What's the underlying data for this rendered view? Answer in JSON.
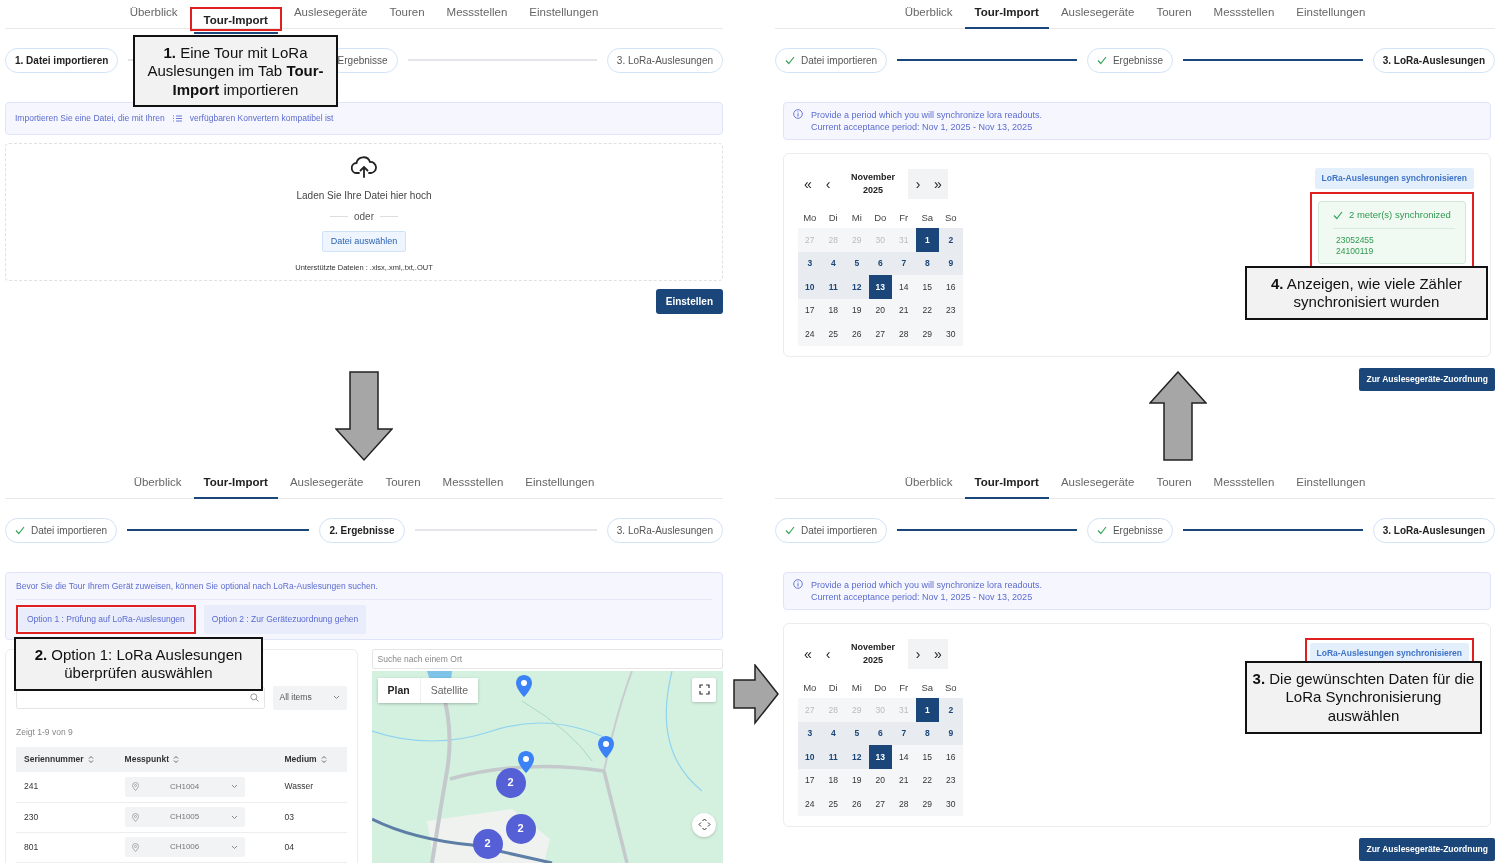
{
  "panels": [
    {
      "kind": "import",
      "tabs": [
        {
          "label": "Überblick",
          "selected": false,
          "highlighted": false
        },
        {
          "label": "Tour-Import",
          "selected": true,
          "highlighted": true
        },
        {
          "label": "Auslesegeräte",
          "selected": false,
          "highlighted": false
        },
        {
          "label": "Touren",
          "selected": false,
          "highlighted": false
        },
        {
          "label": "Messstellen",
          "selected": false,
          "highlighted": false
        },
        {
          "label": "Einstellungen",
          "selected": false,
          "highlighted": false
        }
      ],
      "steps": [
        {
          "number": "1.",
          "label": "Datei importieren",
          "done": false,
          "current": true
        },
        {
          "label": "Ergebnisse",
          "done": false,
          "current": false
        },
        {
          "number": "3.",
          "label": "LoRa-Auslesungen",
          "done": false,
          "current": false
        }
      ],
      "alert": {
        "text_before": "Importieren Sie eine Datei, die mit Ihren",
        "text_after": "verfügbaren Konvertern kompatibel ist"
      },
      "upload": {
        "prompt": "Laden Sie Ihre Datei hier hoch",
        "separator": "oder",
        "button": "Datei auswählen",
        "formats": "Unterstützte Dateien : .xlsx,.xml,.txt,.OUT"
      },
      "submit_button": "Einstellen"
    },
    {
      "kind": "lora",
      "tabs": [
        {
          "label": "Überblick",
          "selected": false
        },
        {
          "label": "Tour-Import",
          "selected": true
        },
        {
          "label": "Auslesegeräte",
          "selected": false
        },
        {
          "label": "Touren",
          "selected": false
        },
        {
          "label": "Messstellen",
          "selected": false
        },
        {
          "label": "Einstellungen",
          "selected": false
        }
      ],
      "steps": [
        {
          "label": "Datei importieren",
          "done": true,
          "current": false
        },
        {
          "label": "Ergebnisse",
          "done": true,
          "current": false
        },
        {
          "number": "3.",
          "label": "LoRa-Auslesungen",
          "done": false,
          "current": true
        }
      ],
      "alert_lines": [
        "Provide a period which you will synchronize lora readouts.",
        "Current acceptance period: Nov 1, 2025 - Nov 13, 2025"
      ],
      "calendar": {
        "nav": [
          "«",
          "‹",
          "›",
          "»"
        ],
        "month": "November",
        "year": "2025",
        "weekdays": [
          "Mo",
          "Di",
          "Mi",
          "Do",
          "Fr",
          "Sa",
          "So"
        ],
        "weeks": [
          [
            {
              "day": "27",
              "kind": "outside"
            },
            {
              "day": "28",
              "kind": "outside"
            },
            {
              "day": "29",
              "kind": "outside"
            },
            {
              "day": "30",
              "kind": "outside"
            },
            {
              "day": "31",
              "kind": "outside"
            },
            {
              "day": "1",
              "kind": "end"
            },
            {
              "day": "2",
              "kind": "range"
            }
          ],
          [
            {
              "day": "3",
              "kind": "range"
            },
            {
              "day": "4",
              "kind": "range"
            },
            {
              "day": "5",
              "kind": "range"
            },
            {
              "day": "6",
              "kind": "range"
            },
            {
              "day": "7",
              "kind": "range"
            },
            {
              "day": "8",
              "kind": "range"
            },
            {
              "day": "9",
              "kind": "range"
            }
          ],
          [
            {
              "day": "10",
              "kind": "range"
            },
            {
              "day": "11",
              "kind": "range"
            },
            {
              "day": "12",
              "kind": "range"
            },
            {
              "day": "13",
              "kind": "end"
            },
            {
              "day": "14",
              "kind": "normal"
            },
            {
              "day": "15",
              "kind": "normal"
            },
            {
              "day": "16",
              "kind": "normal"
            }
          ],
          [
            {
              "day": "17",
              "kind": "normal"
            },
            {
              "day": "18",
              "kind": "normal"
            },
            {
              "day": "19",
              "kind": "normal"
            },
            {
              "day": "20",
              "kind": "normal"
            },
            {
              "day": "21",
              "kind": "normal"
            },
            {
              "day": "22",
              "kind": "normal"
            },
            {
              "day": "23",
              "kind": "normal"
            }
          ],
          [
            {
              "day": "24",
              "kind": "normal"
            },
            {
              "day": "25",
              "kind": "normal"
            },
            {
              "day": "26",
              "kind": "normal"
            },
            {
              "day": "27",
              "kind": "normal"
            },
            {
              "day": "28",
              "kind": "normal"
            },
            {
              "day": "29",
              "kind": "normal"
            },
            {
              "day": "30",
              "kind": "normal"
            }
          ]
        ]
      },
      "sync_button": {
        "label": "LoRa-Auslesungen synchronisieren",
        "highlighted": false
      },
      "result": {
        "title": "2 meter(s) synchronized",
        "meters": [
          "23052455",
          "24100119"
        ],
        "highlighted": true
      },
      "next_button": "Zur Auslesegeräte-Zuordnung"
    },
    {
      "kind": "results",
      "tabs": [
        {
          "label": "Überblick",
          "selected": false
        },
        {
          "label": "Tour-Import",
          "selected": true
        },
        {
          "label": "Auslesegeräte",
          "selected": false
        },
        {
          "label": "Touren",
          "selected": false
        },
        {
          "label": "Messstellen",
          "selected": false
        },
        {
          "label": "Einstellungen",
          "selected": false
        }
      ],
      "steps": [
        {
          "label": "Datei importieren",
          "done": true,
          "current": false
        },
        {
          "number": "2.",
          "label": "Ergebnisse",
          "done": false,
          "current": true
        },
        {
          "number": "3.",
          "label": "LoRa-Auslesungen",
          "done": false,
          "current": false
        }
      ],
      "alert": "Bevor Sie die Tour Ihrem Gerät zuweisen, können Sie optional nach LoRa-Auslesungen suchen.",
      "options": [
        {
          "label": "Option 1 : Prüfung auf LoRa-Auslesungen",
          "highlighted": true
        },
        {
          "label": "Option 2 : Zur Gerätezuordnung gehen",
          "highlighted": false
        }
      ],
      "filter": "All items",
      "count": "Zeigt 1-9 von 9",
      "columns": [
        "Seriennummer",
        "Messpunkt",
        "Medium"
      ],
      "rows": [
        {
          "serial": "241",
          "point": "CH1004",
          "medium": "Wasser"
        },
        {
          "serial": "230",
          "point": "CH1005",
          "medium": "03"
        },
        {
          "serial": "801",
          "point": "CH1006",
          "medium": "04"
        }
      ],
      "map": {
        "search_placeholder": "Suche nach einem Ort",
        "types": [
          {
            "label": "Plan",
            "selected": true
          },
          {
            "label": "Satellite",
            "selected": false
          }
        ],
        "clusters": [
          "2",
          "2",
          "2"
        ]
      }
    },
    {
      "kind": "lora",
      "tabs": [
        {
          "label": "Überblick",
          "selected": false
        },
        {
          "label": "Tour-Import",
          "selected": true
        },
        {
          "label": "Auslesegeräte",
          "selected": false
        },
        {
          "label": "Touren",
          "selected": false
        },
        {
          "label": "Messstellen",
          "selected": false
        },
        {
          "label": "Einstellungen",
          "selected": false
        }
      ],
      "steps": [
        {
          "label": "Datei importieren",
          "done": true,
          "current": false
        },
        {
          "label": "Ergebnisse",
          "done": true,
          "current": false
        },
        {
          "number": "3.",
          "label": "LoRa-Auslesungen",
          "done": false,
          "current": true
        }
      ],
      "alert_lines": [
        "Provide a period which you will synchronize lora readouts.",
        "Current acceptance period: Nov 1, 2025 - Nov 13, 2025"
      ],
      "calendar": {
        "nav": [
          "«",
          "‹",
          "›",
          "»"
        ],
        "month": "November",
        "year": "2025",
        "weekdays": [
          "Mo",
          "Di",
          "Mi",
          "Do",
          "Fr",
          "Sa",
          "So"
        ],
        "weeks": [
          [
            {
              "day": "27",
              "kind": "outside"
            },
            {
              "day": "28",
              "kind": "outside"
            },
            {
              "day": "29",
              "kind": "outside"
            },
            {
              "day": "30",
              "kind": "outside"
            },
            {
              "day": "31",
              "kind": "outside"
            },
            {
              "day": "1",
              "kind": "end"
            },
            {
              "day": "2",
              "kind": "range"
            }
          ],
          [
            {
              "day": "3",
              "kind": "range"
            },
            {
              "day": "4",
              "kind": "range"
            },
            {
              "day": "5",
              "kind": "range"
            },
            {
              "day": "6",
              "kind": "range"
            },
            {
              "day": "7",
              "kind": "range"
            },
            {
              "day": "8",
              "kind": "range"
            },
            {
              "day": "9",
              "kind": "range"
            }
          ],
          [
            {
              "day": "10",
              "kind": "range"
            },
            {
              "day": "11",
              "kind": "range"
            },
            {
              "day": "12",
              "kind": "range"
            },
            {
              "day": "13",
              "kind": "end"
            },
            {
              "day": "14",
              "kind": "normal"
            },
            {
              "day": "15",
              "kind": "normal"
            },
            {
              "day": "16",
              "kind": "normal"
            }
          ],
          [
            {
              "day": "17",
              "kind": "normal"
            },
            {
              "day": "18",
              "kind": "normal"
            },
            {
              "day": "19",
              "kind": "normal"
            },
            {
              "day": "20",
              "kind": "normal"
            },
            {
              "day": "21",
              "kind": "normal"
            },
            {
              "day": "22",
              "kind": "normal"
            },
            {
              "day": "23",
              "kind": "normal"
            }
          ],
          [
            {
              "day": "24",
              "kind": "normal"
            },
            {
              "day": "25",
              "kind": "normal"
            },
            {
              "day": "26",
              "kind": "normal"
            },
            {
              "day": "27",
              "kind": "normal"
            },
            {
              "day": "28",
              "kind": "normal"
            },
            {
              "day": "29",
              "kind": "normal"
            },
            {
              "day": "30",
              "kind": "normal"
            }
          ]
        ]
      },
      "sync_button": {
        "label": "LoRa-Auslesungen synchronisieren",
        "highlighted": true
      },
      "next_button": "Zur Auslesegeräte-Zuordnung"
    }
  ],
  "annotations": [
    {
      "text": "**1.** Eine Tour mit LoRa Auslesungen im Tab **Tour-Import** importieren"
    },
    {
      "text": "**4.** Anzeigen, wie viele Zähler synchronisiert wurden"
    },
    {
      "text": "**2.** Option 1: LoRa Auslesungen überprüfen auswählen"
    },
    {
      "text": "**3.** Die gewünschten Daten für die LoRa Synchronisierung auswählen"
    }
  ]
}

..............................

- What is being asked -
Review the preceding data and report every line that includes the string "auswählen".

- Expected answer -
        "button": "Datei auswählen",
      "text": "**2.** Option 1: LoRa Auslesungen überprüfen auswählen"
      "text": "**3.** Die gewünschten Daten für die LoRa Synchronisierung auswählen"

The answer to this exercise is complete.